**Your instructions**
Show every line that has the string "связанных" in it.

**Provided records**

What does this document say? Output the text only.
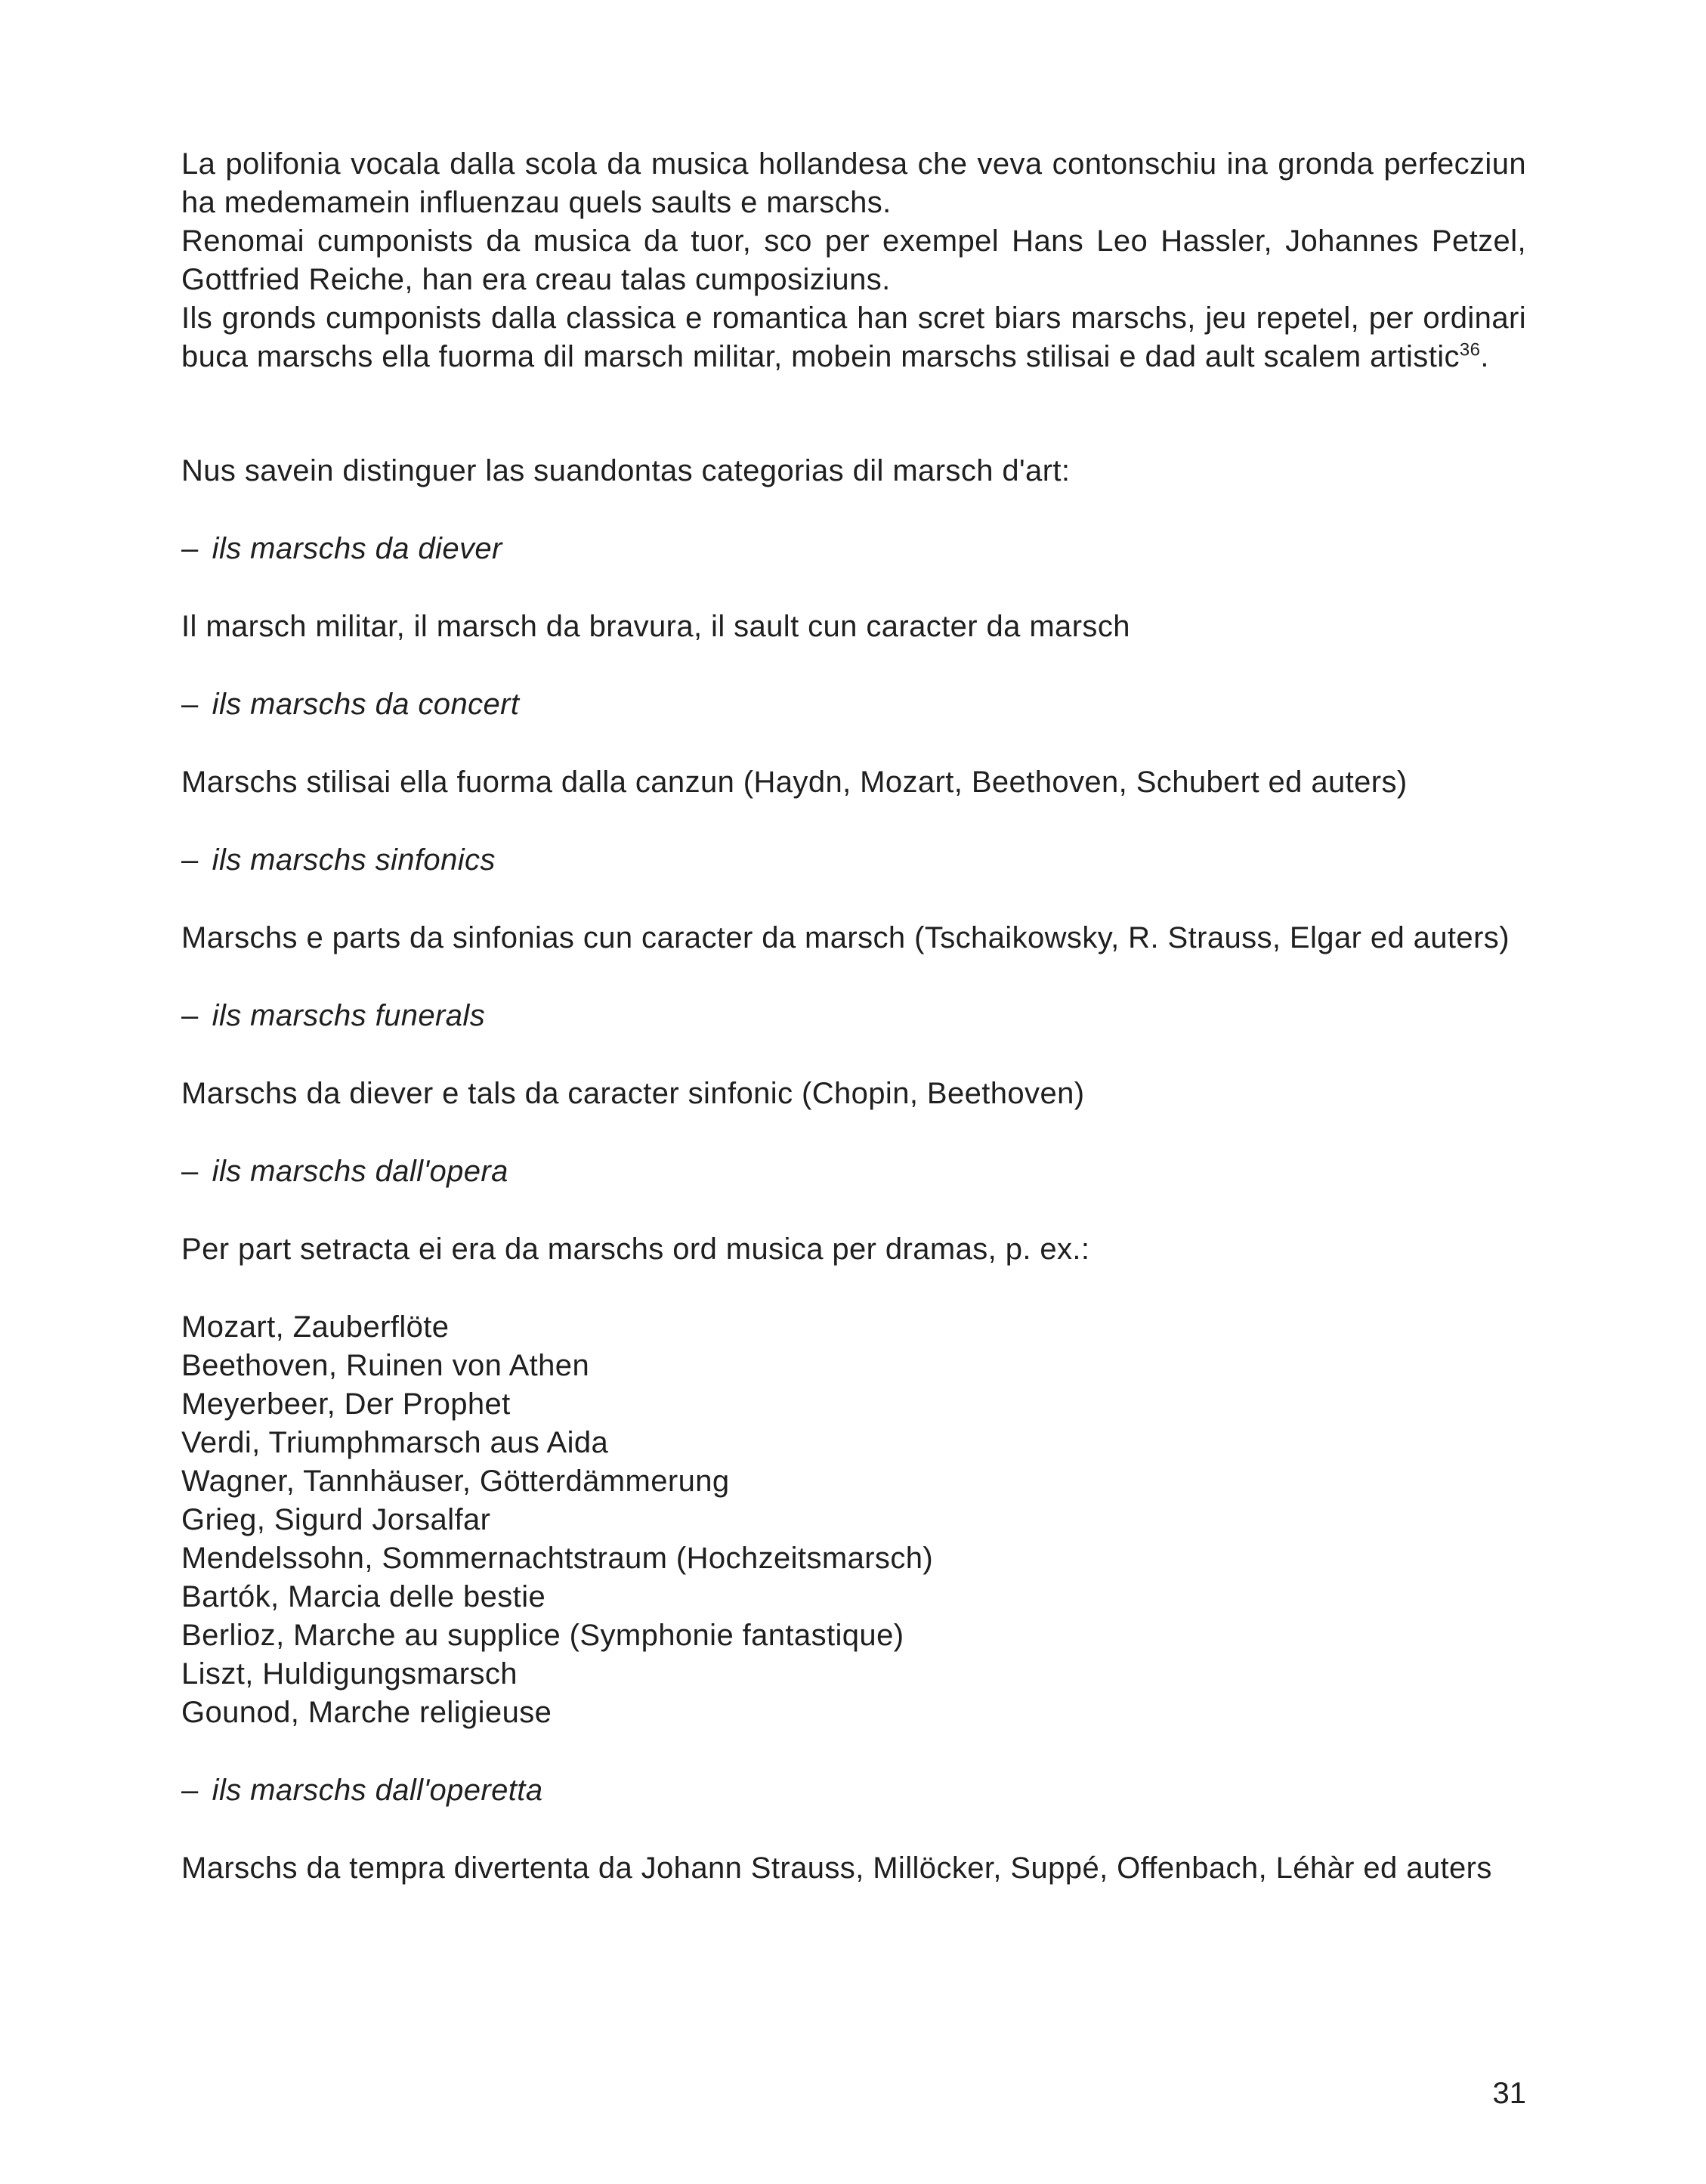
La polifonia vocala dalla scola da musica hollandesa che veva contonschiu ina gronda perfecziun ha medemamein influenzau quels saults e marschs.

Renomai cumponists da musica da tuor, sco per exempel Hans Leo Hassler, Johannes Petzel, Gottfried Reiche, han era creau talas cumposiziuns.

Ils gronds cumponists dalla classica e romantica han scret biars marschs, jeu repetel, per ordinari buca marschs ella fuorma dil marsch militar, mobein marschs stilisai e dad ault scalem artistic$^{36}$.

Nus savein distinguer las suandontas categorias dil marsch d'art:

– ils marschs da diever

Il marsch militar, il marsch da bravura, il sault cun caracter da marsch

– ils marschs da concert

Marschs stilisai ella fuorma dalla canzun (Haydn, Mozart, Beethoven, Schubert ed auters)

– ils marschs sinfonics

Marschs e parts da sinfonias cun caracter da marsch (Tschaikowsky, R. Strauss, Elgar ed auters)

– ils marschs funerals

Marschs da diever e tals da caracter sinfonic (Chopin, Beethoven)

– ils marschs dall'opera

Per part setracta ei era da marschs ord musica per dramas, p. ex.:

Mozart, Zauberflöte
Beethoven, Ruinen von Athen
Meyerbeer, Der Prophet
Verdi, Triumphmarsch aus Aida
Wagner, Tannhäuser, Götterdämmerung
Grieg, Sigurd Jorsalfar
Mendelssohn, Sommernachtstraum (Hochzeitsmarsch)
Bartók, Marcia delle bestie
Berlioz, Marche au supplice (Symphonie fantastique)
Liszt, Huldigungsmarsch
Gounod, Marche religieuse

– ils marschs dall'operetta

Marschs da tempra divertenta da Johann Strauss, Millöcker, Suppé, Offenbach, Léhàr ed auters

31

...

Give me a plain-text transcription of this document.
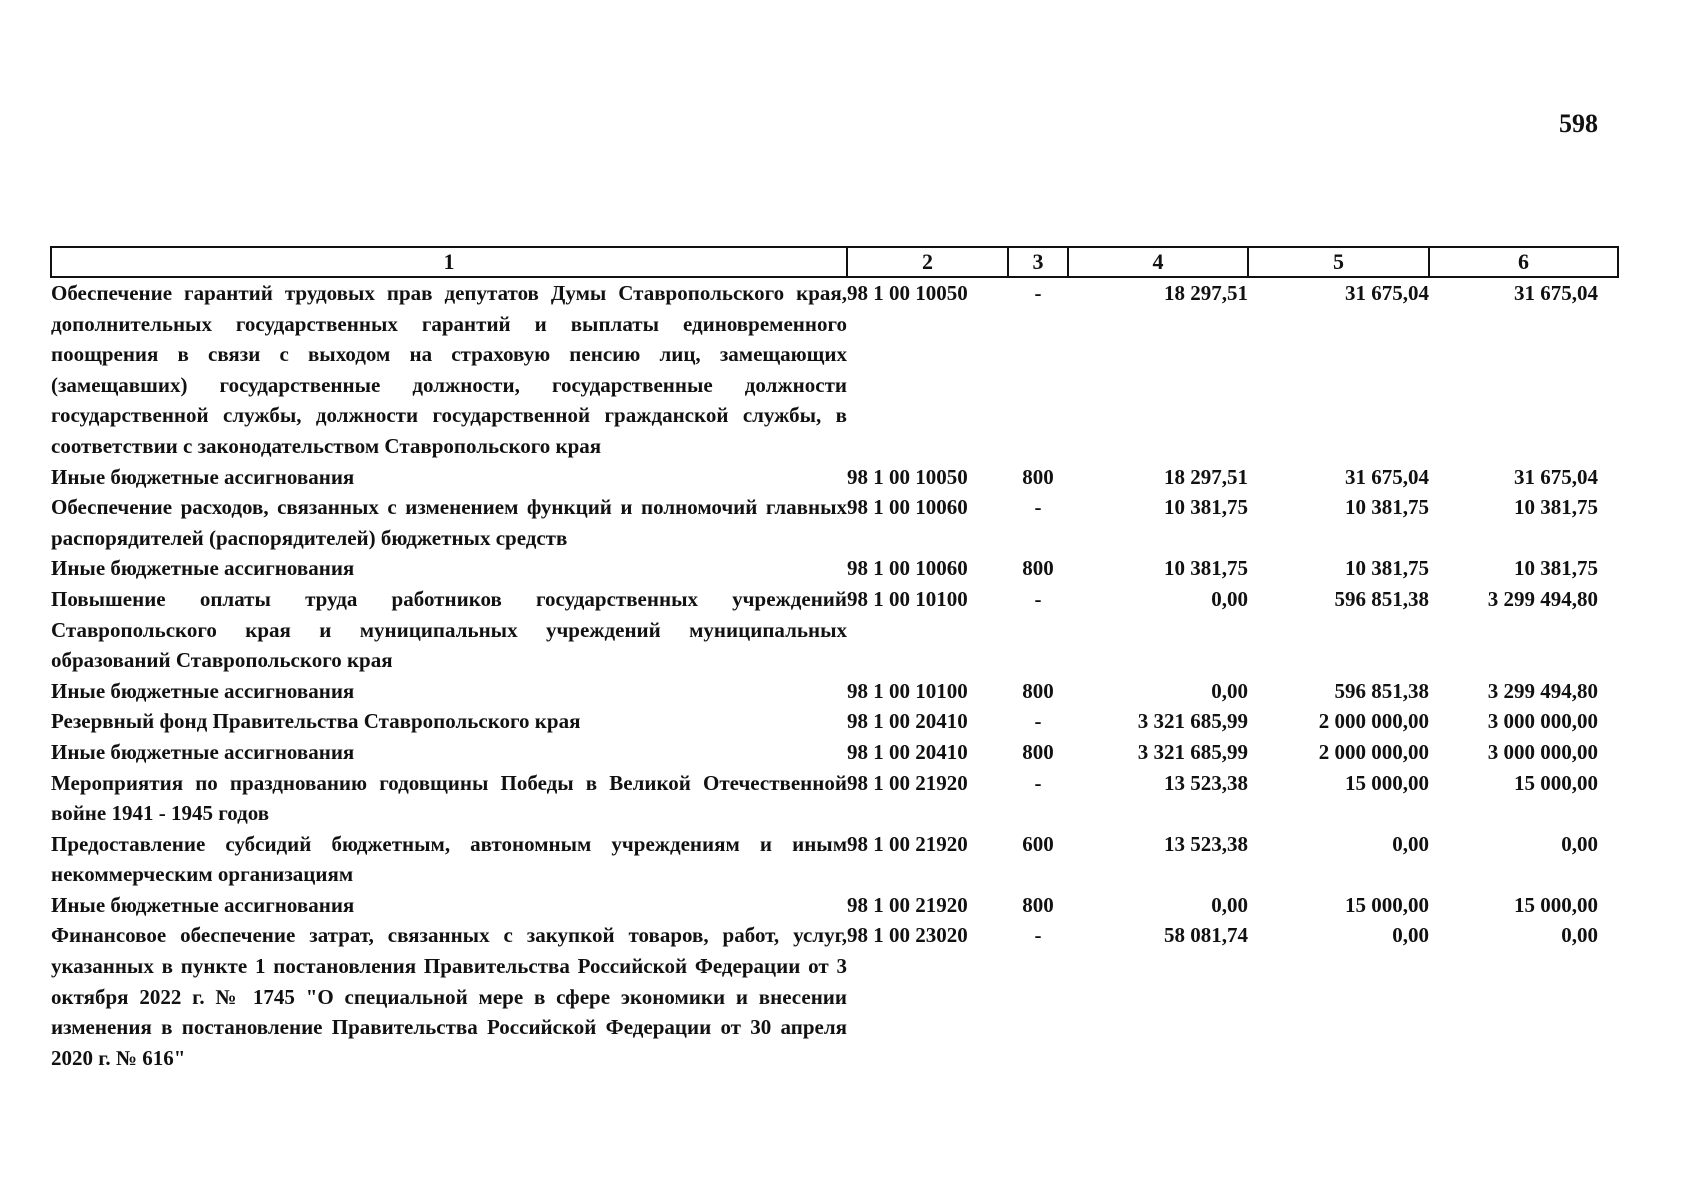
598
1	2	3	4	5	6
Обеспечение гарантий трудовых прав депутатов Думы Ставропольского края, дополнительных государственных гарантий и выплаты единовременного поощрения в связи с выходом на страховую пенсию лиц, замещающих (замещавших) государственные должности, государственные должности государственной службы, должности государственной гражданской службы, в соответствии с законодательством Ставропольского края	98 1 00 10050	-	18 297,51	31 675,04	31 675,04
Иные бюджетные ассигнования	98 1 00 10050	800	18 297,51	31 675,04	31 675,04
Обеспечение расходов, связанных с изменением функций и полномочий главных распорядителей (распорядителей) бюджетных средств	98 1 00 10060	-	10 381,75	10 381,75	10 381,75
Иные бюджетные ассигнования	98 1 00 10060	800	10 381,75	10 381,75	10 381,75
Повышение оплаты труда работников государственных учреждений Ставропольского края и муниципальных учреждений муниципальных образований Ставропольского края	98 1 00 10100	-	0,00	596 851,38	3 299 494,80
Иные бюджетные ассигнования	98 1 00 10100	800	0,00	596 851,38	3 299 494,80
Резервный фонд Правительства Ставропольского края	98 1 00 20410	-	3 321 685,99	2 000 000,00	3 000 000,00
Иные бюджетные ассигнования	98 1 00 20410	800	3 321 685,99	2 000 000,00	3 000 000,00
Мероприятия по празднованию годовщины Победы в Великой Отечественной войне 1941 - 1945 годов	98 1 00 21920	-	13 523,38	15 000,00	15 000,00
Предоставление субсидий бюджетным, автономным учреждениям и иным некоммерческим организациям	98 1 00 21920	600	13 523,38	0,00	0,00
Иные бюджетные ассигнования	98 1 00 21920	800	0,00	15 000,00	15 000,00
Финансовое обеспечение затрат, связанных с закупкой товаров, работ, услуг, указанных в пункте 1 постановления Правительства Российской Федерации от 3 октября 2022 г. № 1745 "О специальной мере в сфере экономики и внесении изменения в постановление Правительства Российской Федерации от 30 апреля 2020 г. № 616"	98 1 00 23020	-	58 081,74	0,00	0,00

**Answer for the task**
Обеспечение расходов, связанных с изменением функций и полномочий главных распорядителей (распорядителей) бюджетных средств	98 1 00 10060	-	10 381,75	10 381,75	10 381,75
Финансовое обеспечение затрат, связанных с закупкой товаров, работ, услуг, указанных в пункте 1 постановления Правительства Российской Федерации от 3 октября 2022 г. № 1745 "О специальной мере в сфере экономики и внесении изменения в постановление Правительства Российской Федерации от 30 апреля 2020 г. № 616"	98 1 00 23020	-	58 081,74	0,00	0,00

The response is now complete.